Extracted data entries
***
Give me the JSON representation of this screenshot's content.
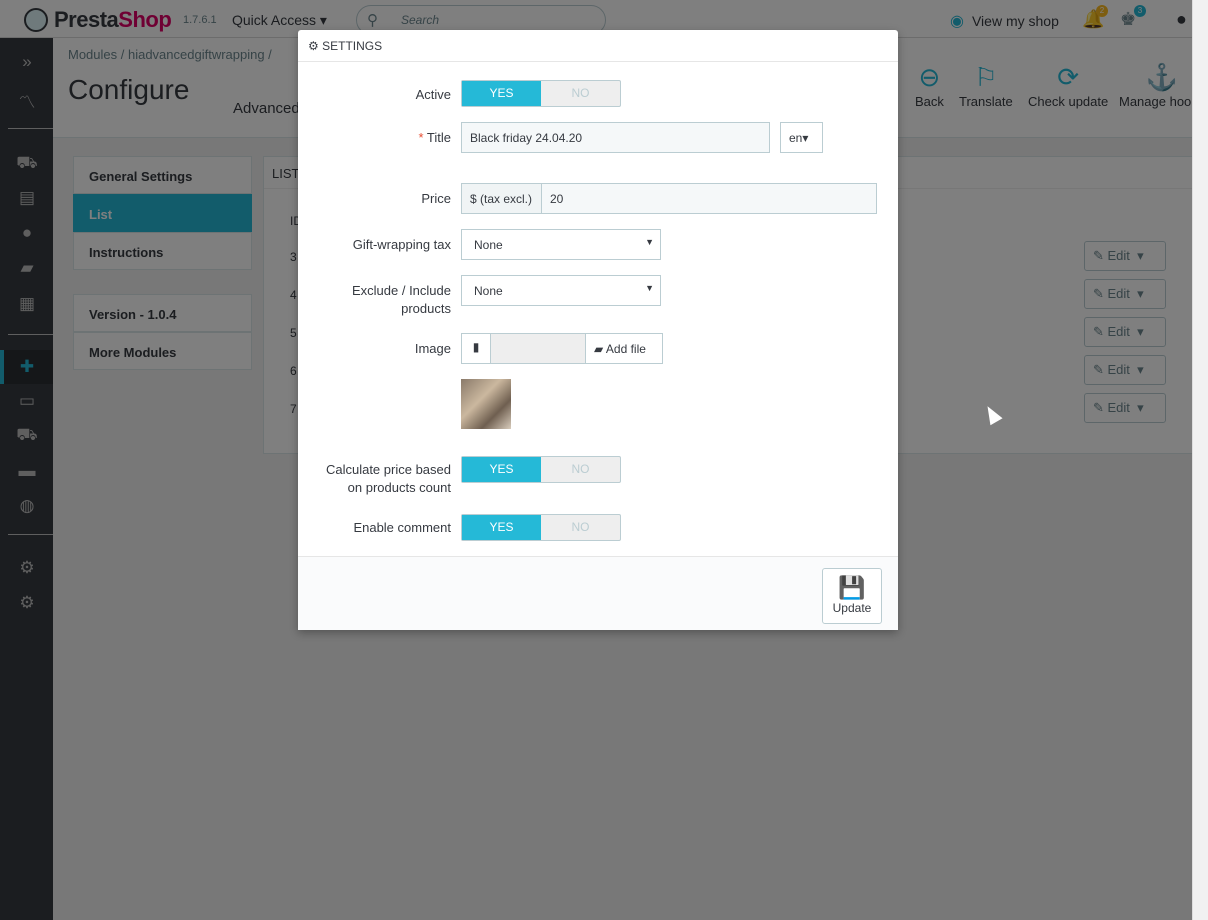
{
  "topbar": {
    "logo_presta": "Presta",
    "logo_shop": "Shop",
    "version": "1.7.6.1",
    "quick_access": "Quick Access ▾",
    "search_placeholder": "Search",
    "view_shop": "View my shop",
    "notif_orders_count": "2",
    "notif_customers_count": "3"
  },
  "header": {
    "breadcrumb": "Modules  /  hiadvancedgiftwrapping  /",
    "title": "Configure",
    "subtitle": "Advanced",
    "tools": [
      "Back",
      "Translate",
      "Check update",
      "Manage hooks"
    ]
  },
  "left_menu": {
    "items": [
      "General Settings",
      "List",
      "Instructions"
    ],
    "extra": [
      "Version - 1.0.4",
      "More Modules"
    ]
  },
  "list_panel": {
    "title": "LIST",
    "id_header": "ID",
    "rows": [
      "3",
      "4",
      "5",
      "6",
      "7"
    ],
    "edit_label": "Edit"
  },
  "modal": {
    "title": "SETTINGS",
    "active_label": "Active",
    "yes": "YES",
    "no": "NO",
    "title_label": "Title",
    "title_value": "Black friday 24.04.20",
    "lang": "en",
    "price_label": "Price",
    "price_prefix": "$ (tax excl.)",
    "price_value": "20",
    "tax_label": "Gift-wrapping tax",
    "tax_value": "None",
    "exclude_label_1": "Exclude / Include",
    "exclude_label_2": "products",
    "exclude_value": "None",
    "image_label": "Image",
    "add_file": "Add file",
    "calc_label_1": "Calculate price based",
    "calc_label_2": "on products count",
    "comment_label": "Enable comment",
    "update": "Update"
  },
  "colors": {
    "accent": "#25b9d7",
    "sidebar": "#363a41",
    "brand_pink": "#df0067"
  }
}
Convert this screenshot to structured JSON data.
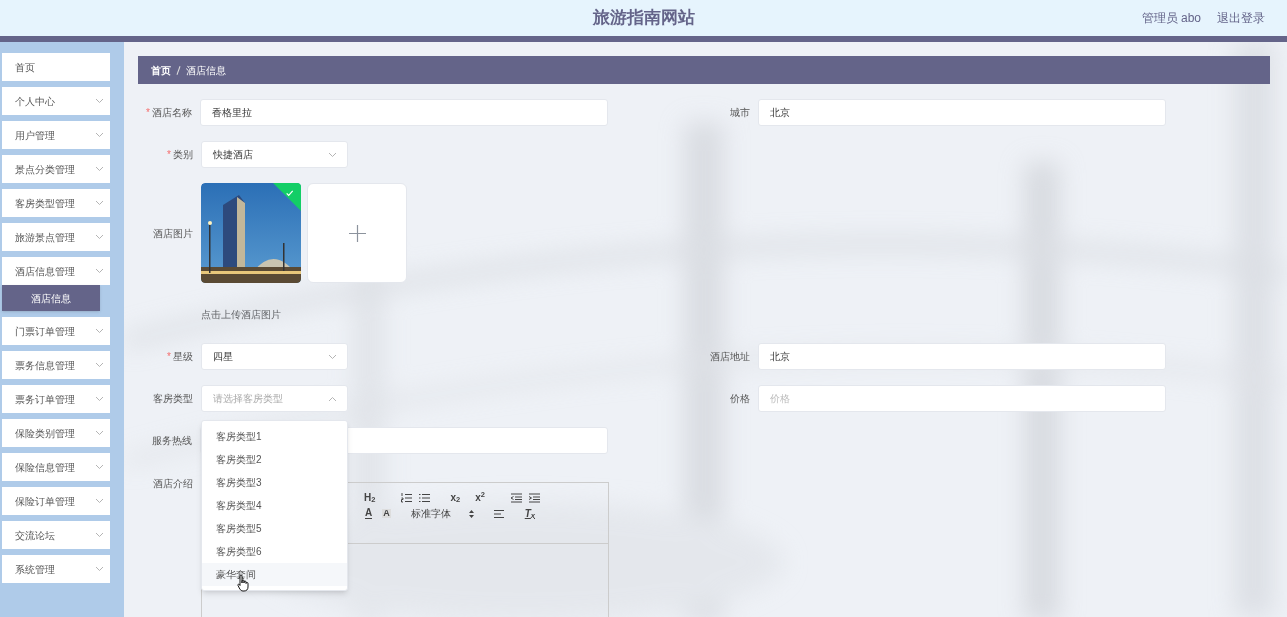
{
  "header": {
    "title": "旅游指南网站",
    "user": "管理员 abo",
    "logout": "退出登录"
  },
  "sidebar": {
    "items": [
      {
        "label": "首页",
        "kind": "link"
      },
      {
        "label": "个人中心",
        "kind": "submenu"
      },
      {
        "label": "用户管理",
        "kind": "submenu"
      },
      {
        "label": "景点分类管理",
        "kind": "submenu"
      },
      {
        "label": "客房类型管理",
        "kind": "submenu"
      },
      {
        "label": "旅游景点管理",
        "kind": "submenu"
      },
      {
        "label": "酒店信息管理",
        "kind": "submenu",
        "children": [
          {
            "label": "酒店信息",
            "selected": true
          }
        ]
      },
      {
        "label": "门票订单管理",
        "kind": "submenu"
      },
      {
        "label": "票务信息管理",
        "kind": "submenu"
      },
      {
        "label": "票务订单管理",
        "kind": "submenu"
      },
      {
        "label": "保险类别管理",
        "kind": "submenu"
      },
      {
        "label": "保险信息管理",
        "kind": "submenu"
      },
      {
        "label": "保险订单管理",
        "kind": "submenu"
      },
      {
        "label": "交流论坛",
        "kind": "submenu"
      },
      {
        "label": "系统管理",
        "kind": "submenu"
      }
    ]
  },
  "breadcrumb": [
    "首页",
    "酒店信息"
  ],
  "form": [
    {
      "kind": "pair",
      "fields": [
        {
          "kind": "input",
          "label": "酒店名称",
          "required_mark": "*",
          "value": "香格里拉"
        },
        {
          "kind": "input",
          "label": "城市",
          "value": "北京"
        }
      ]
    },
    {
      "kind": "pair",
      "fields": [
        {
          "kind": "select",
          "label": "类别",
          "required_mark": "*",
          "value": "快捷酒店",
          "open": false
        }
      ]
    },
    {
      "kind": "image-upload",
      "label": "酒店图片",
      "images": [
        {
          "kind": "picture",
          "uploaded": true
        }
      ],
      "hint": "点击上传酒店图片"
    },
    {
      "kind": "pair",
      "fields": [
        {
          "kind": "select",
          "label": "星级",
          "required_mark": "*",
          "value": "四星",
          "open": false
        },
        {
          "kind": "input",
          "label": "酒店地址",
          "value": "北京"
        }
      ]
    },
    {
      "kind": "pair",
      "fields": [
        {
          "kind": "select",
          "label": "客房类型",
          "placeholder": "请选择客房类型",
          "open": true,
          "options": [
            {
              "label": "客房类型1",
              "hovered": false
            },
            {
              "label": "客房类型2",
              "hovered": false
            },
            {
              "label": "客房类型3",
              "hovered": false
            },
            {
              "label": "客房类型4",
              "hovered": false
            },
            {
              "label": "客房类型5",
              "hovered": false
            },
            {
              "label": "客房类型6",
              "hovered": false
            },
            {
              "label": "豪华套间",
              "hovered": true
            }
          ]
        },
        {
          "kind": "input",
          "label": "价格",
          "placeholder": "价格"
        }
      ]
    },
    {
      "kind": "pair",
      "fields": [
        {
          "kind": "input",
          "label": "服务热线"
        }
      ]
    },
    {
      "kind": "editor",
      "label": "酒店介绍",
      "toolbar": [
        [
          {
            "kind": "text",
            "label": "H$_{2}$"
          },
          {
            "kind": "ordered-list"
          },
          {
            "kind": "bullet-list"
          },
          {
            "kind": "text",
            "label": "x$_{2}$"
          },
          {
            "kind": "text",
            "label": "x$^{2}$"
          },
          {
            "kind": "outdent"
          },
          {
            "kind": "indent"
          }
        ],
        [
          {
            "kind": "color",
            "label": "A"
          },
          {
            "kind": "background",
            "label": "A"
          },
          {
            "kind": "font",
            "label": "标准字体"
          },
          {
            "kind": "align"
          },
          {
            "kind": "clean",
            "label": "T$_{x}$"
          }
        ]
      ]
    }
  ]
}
***
Task requirements:
Leave out the pictures and retype every line above exactly.

Reply:
Give me the JSON representation of this screenshot's content.
{
  "topbar": {
    "logo_presta": "Presta",
    "logo_shop": "Shop",
    "version": "1.7.6.1",
    "quick_access": "Quick Access ▾",
    "search_placeholder": "Search",
    "view_shop": "View my shop",
    "notif_orders_count": "2",
    "notif_customers_count": "3"
  },
  "header": {
    "breadcrumb": "Modules  /  hiadvancedgiftwrapping  /",
    "title": "Configure",
    "subtitle": "Advanced",
    "tools": [
      "Back",
      "Translate",
      "Check update",
      "Manage hooks"
    ]
  },
  "left_menu": {
    "items": [
      "General Settings",
      "List",
      "Instructions"
    ],
    "extra": [
      "Version - 1.0.4",
      "More Modules"
    ]
  },
  "list_panel": {
    "title": "LIST",
    "id_header": "ID",
    "rows": [
      "3",
      "4",
      "5",
      "6",
      "7"
    ],
    "edit_label": "Edit"
  },
  "modal": {
    "title": "SETTINGS",
    "active_label": "Active",
    "yes": "YES",
    "no": "NO",
    "title_label": "Title",
    "title_value": "Black friday 24.04.20",
    "lang": "en",
    "price_label": "Price",
    "price_prefix": "$ (tax excl.)",
    "price_value": "20",
    "tax_label": "Gift-wrapping tax",
    "tax_value": "None",
    "exclude_label_1": "Exclude / Include",
    "exclude_label_2": "products",
    "exclude_value": "None",
    "image_label": "Image",
    "add_file": "Add file",
    "calc_label_1": "Calculate price based",
    "calc_label_2": "on products count",
    "comment_label": "Enable comment",
    "update": "Update"
  },
  "colors": {
    "accent": "#25b9d7",
    "sidebar": "#363a41",
    "brand_pink": "#df0067"
  }
}
Convert this screenshot to structured JSON data.
{
  "header": {
    "title": "旅游指南网站",
    "user": "管理员 abo",
    "logout": "退出登录"
  },
  "sidebar": {
    "items": [
      {
        "label": "首页",
        "kind": "link"
      },
      {
        "label": "个人中心",
        "kind": "submenu"
      },
      {
        "label": "用户管理",
        "kind": "submenu"
      },
      {
        "label": "景点分类管理",
        "kind": "submenu"
      },
      {
        "label": "客房类型管理",
        "kind": "submenu"
      },
      {
        "label": "旅游景点管理",
        "kind": "submenu"
      },
      {
        "label": "酒店信息管理",
        "kind": "submenu",
        "children": [
          {
            "label": "酒店信息",
            "selected": true
          }
        ]
      },
      {
        "label": "门票订单管理",
        "kind": "submenu"
      },
      {
        "label": "票务信息管理",
        "kind": "submenu"
      },
      {
        "label": "票务订单管理",
        "kind": "submenu"
      },
      {
        "label": "保险类别管理",
        "kind": "submenu"
      },
      {
        "label": "保险信息管理",
        "kind": "submenu"
      },
      {
        "label": "保险订单管理",
        "kind": "submenu"
      },
      {
        "label": "交流论坛",
        "kind": "submenu"
      },
      {
        "label": "系统管理",
        "kind": "submenu"
      }
    ]
  },
  "breadcrumb": [
    "首页",
    "酒店信息"
  ],
  "form": [
    {
      "kind": "pair",
      "fields": [
        {
          "kind": "input",
          "label": "酒店名称",
          "required_mark": "*",
          "value": "香格里拉"
        },
        {
          "kind": "input",
          "label": "城市",
          "value": "北京"
        }
      ]
    },
    {
      "kind": "pair",
      "fields": [
        {
          "kind": "select",
          "label": "类别",
          "required_mark": "*",
          "value": "快捷酒店",
          "open": false
        }
      ]
    },
    {
      "kind": "image-upload",
      "label": "酒店图片",
      "images": [
        {
          "kind": "picture",
          "uploaded": true
        }
      ],
      "hint": "点击上传酒店图片"
    },
    {
      "kind": "pair",
      "fields": [
        {
          "kind": "select",
          "label": "星级",
          "required_mark": "*",
          "value": "四星",
          "open": false
        },
        {
          "kind": "input",
          "label": "酒店地址",
          "value": "北京"
        }
      ]
    },
    {
      "kind": "pair",
      "fields": [
        {
          "kind": "select",
          "label": "客房类型",
          "placeholder": "请选择客房类型",
          "open": true,
          "options": [
            {
              "label": "客房类型1",
              "hovered": false
            },
            {
              "label": "客房类型2",
              "hovered": false
            },
            {
              "label": "客房类型3",
              "hovered": false
            },
            {
              "label": "客房类型4",
              "hovered": false
            },
            {
              "label": "客房类型5",
              "hovered": false
            },
            {
              "label": "客房类型6",
              "hovered": false
            },
            {
              "label": "豪华套间",
              "hovered": true
            }
          ]
        },
        {
          "kind": "input",
          "label": "价格",
          "placeholder": "价格"
        }
      ]
    },
    {
      "kind": "pair",
      "fields": [
        {
          "kind": "input",
          "label": "服务热线"
        }
      ]
    },
    {
      "kind": "editor",
      "label": "酒店介绍",
      "toolbar": [
        [
          {
            "kind": "text",
            "label": "H$_{2}$"
          },
          {
            "kind": "ordered-list"
          },
          {
            "kind": "bullet-list"
          },
          {
            "kind": "text",
            "label": "x$_{2}$"
          },
          {
            "kind": "text",
            "label": "x$^{2}$"
          },
          {
            "kind": "outdent"
          },
          {
            "kind": "indent"
          }
        ],
        [
          {
            "kind": "color",
            "label": "A"
          },
          {
            "kind": "background",
            "label": "A"
          },
          {
            "kind": "font",
            "label": "标准字体"
          },
          {
            "kind": "align"
          },
          {
            "kind": "clean",
            "label": "T$_{x}$"
          }
        ]
      ]
    }
  ]
}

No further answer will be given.